== Information provided ==
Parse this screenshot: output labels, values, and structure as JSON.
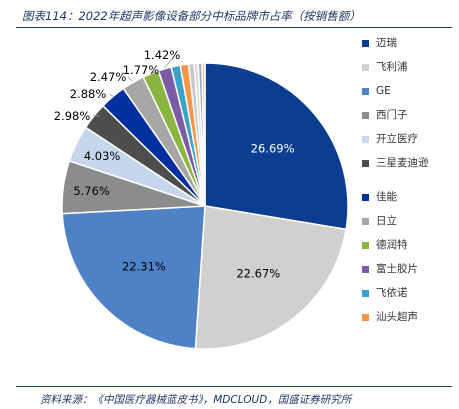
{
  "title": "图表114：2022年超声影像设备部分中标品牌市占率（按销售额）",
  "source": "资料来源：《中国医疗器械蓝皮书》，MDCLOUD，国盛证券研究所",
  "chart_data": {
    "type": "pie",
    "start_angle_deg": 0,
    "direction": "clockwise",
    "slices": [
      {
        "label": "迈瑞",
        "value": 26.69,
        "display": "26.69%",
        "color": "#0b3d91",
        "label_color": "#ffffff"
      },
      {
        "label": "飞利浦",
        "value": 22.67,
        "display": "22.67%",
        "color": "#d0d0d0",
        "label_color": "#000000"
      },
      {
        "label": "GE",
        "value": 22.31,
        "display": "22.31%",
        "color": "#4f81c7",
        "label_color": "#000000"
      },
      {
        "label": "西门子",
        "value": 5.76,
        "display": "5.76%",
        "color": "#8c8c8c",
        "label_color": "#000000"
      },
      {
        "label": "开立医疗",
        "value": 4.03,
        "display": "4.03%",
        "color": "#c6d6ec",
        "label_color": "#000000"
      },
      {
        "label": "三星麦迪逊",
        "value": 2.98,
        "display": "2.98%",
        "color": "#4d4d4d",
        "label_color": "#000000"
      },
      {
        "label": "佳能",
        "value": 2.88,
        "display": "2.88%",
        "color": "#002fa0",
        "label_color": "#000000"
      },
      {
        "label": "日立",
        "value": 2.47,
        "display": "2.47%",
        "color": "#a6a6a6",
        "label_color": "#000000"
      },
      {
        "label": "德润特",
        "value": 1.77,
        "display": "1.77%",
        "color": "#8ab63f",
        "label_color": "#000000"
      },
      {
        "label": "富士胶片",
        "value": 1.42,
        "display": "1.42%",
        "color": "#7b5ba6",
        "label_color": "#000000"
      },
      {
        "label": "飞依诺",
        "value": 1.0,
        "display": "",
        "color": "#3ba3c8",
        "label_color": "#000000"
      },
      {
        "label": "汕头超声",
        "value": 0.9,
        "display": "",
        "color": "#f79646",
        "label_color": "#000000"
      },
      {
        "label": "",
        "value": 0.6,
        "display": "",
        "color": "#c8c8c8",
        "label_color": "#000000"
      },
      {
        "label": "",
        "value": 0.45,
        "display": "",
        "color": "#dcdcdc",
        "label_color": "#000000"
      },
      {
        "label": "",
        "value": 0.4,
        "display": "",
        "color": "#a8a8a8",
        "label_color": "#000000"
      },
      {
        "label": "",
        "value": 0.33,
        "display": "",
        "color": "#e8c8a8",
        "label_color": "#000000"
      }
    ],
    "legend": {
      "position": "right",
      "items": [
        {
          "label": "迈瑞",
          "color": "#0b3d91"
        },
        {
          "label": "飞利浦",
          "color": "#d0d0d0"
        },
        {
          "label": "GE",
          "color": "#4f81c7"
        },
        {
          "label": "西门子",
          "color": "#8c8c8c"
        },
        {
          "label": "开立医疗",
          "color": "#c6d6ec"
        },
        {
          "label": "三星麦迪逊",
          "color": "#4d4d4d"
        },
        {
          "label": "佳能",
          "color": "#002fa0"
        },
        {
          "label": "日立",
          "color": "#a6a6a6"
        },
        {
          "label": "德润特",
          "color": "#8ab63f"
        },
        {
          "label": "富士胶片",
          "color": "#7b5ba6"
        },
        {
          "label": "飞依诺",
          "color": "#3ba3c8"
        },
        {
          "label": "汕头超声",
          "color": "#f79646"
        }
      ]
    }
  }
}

== Directions ==
Set the listing down in full and exactly. Pictures within it should not appear in the copy.

== Solution to this problem ==
Parse this screenshot: output labels, values, and structure as JSON.
{
  "title": "图表114：2022年超声影像设备部分中标品牌市占率（按销售额）",
  "source": "资料来源：《中国医疗器械蓝皮书》，MDCLOUD，国盛证券研究所",
  "chart_data": {
    "type": "pie",
    "start_angle_deg": 0,
    "direction": "clockwise",
    "slices": [
      {
        "label": "迈瑞",
        "value": 26.69,
        "display": "26.69%",
        "color": "#0b3d91",
        "label_color": "#ffffff"
      },
      {
        "label": "飞利浦",
        "value": 22.67,
        "display": "22.67%",
        "color": "#d0d0d0",
        "label_color": "#000000"
      },
      {
        "label": "GE",
        "value": 22.31,
        "display": "22.31%",
        "color": "#4f81c7",
        "label_color": "#000000"
      },
      {
        "label": "西门子",
        "value": 5.76,
        "display": "5.76%",
        "color": "#8c8c8c",
        "label_color": "#000000"
      },
      {
        "label": "开立医疗",
        "value": 4.03,
        "display": "4.03%",
        "color": "#c6d6ec",
        "label_color": "#000000"
      },
      {
        "label": "三星麦迪逊",
        "value": 2.98,
        "display": "2.98%",
        "color": "#4d4d4d",
        "label_color": "#000000"
      },
      {
        "label": "佳能",
        "value": 2.88,
        "display": "2.88%",
        "color": "#002fa0",
        "label_color": "#000000"
      },
      {
        "label": "日立",
        "value": 2.47,
        "display": "2.47%",
        "color": "#a6a6a6",
        "label_color": "#000000"
      },
      {
        "label": "德润特",
        "value": 1.77,
        "display": "1.77%",
        "color": "#8ab63f",
        "label_color": "#000000"
      },
      {
        "label": "富士胶片",
        "value": 1.42,
        "display": "1.42%",
        "color": "#7b5ba6",
        "label_color": "#000000"
      },
      {
        "label": "飞依诺",
        "value": 1.0,
        "display": "",
        "color": "#3ba3c8",
        "label_color": "#000000"
      },
      {
        "label": "汕头超声",
        "value": 0.9,
        "display": "",
        "color": "#f79646",
        "label_color": "#000000"
      },
      {
        "label": "",
        "value": 0.6,
        "display": "",
        "color": "#c8c8c8",
        "label_color": "#000000"
      },
      {
        "label": "",
        "value": 0.45,
        "display": "",
        "color": "#dcdcdc",
        "label_color": "#000000"
      },
      {
        "label": "",
        "value": 0.4,
        "display": "",
        "color": "#a8a8a8",
        "label_color": "#000000"
      },
      {
        "label": "",
        "value": 0.33,
        "display": "",
        "color": "#e8c8a8",
        "label_color": "#000000"
      }
    ],
    "legend": {
      "position": "right",
      "items": [
        {
          "label": "迈瑞",
          "color": "#0b3d91"
        },
        {
          "label": "飞利浦",
          "color": "#d0d0d0"
        },
        {
          "label": "GE",
          "color": "#4f81c7"
        },
        {
          "label": "西门子",
          "color": "#8c8c8c"
        },
        {
          "label": "开立医疗",
          "color": "#c6d6ec"
        },
        {
          "label": "三星麦迪逊",
          "color": "#4d4d4d"
        },
        {
          "label": "佳能",
          "color": "#002fa0"
        },
        {
          "label": "日立",
          "color": "#a6a6a6"
        },
        {
          "label": "德润特",
          "color": "#8ab63f"
        },
        {
          "label": "富士胶片",
          "color": "#7b5ba6"
        },
        {
          "label": "飞依诺",
          "color": "#3ba3c8"
        },
        {
          "label": "汕头超声",
          "color": "#f79646"
        }
      ]
    }
  }
}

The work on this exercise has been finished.